▸ **REQUIRED ACTION**: Write out every line below that contains "family".

━━━━━━━━━━━━━━━━━━━━

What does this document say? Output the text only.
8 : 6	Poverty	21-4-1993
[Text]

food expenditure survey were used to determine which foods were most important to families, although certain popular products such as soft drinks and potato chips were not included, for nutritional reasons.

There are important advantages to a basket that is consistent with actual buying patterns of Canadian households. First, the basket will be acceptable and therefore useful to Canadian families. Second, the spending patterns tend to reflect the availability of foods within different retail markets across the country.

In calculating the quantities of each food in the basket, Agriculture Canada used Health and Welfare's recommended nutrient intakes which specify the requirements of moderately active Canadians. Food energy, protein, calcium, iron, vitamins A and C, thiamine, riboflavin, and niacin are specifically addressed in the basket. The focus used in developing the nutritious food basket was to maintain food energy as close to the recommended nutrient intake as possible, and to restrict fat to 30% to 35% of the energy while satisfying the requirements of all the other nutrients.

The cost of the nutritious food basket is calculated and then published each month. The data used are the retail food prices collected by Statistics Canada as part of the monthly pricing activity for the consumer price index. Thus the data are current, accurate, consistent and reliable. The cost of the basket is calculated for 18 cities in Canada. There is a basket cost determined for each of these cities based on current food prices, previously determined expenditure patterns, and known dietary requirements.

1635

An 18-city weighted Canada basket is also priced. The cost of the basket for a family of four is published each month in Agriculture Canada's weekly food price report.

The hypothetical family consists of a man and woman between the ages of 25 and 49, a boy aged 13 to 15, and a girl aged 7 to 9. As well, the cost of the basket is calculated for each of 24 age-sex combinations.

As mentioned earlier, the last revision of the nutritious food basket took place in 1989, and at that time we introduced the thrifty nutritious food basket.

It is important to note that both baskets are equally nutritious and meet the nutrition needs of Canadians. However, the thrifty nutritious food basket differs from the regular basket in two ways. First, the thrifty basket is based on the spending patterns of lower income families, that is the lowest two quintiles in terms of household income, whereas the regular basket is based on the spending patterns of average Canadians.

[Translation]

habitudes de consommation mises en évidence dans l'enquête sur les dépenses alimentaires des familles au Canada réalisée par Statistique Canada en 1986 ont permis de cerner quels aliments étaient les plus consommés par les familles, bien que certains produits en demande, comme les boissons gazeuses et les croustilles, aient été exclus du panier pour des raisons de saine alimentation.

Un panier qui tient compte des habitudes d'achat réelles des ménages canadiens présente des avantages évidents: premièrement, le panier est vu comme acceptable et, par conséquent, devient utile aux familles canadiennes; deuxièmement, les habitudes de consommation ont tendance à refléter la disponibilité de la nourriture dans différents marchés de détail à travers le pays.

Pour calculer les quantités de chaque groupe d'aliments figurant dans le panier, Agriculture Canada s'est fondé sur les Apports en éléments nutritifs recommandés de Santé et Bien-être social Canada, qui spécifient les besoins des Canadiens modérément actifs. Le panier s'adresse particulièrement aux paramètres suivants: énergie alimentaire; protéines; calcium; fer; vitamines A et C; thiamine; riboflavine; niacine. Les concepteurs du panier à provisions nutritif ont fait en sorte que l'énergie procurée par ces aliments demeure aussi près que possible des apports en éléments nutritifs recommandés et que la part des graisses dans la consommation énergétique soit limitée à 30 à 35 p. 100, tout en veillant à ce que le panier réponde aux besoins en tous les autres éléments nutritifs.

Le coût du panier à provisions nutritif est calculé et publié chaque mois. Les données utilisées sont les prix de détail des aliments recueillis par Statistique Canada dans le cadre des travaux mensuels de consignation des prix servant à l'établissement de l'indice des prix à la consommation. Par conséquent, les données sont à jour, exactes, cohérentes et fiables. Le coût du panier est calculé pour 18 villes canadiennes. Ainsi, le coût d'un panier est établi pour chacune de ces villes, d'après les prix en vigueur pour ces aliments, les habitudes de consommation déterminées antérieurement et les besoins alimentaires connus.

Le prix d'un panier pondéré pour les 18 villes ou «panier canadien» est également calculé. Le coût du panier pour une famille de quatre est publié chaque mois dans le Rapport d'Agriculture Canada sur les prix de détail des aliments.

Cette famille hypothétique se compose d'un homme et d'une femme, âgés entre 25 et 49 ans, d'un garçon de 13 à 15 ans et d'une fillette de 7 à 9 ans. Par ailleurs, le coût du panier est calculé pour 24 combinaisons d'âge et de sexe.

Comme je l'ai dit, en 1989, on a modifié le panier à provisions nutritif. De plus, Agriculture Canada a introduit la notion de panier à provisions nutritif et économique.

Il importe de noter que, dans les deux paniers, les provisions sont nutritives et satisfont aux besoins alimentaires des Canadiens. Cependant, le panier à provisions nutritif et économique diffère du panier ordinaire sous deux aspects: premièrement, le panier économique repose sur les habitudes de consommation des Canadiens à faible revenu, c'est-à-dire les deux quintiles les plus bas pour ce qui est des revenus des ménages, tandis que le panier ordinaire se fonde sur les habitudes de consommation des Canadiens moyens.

━━━━━━━━━━━━━━━━━━━━

▸ **RESPONSE TO THE TASK**:
An 18-city weighted Canada basket is also priced. The cost of the basket for a family of four is published each month in Agriculture Canada's weekly food price report.
The hypothetical family consists of a man and woman between the ages of 25 and 49, a boy aged 13 to 15, and a girl aged 7 to 9. As well, the cost of the basket is calculated for each of 24 age-sex combinations.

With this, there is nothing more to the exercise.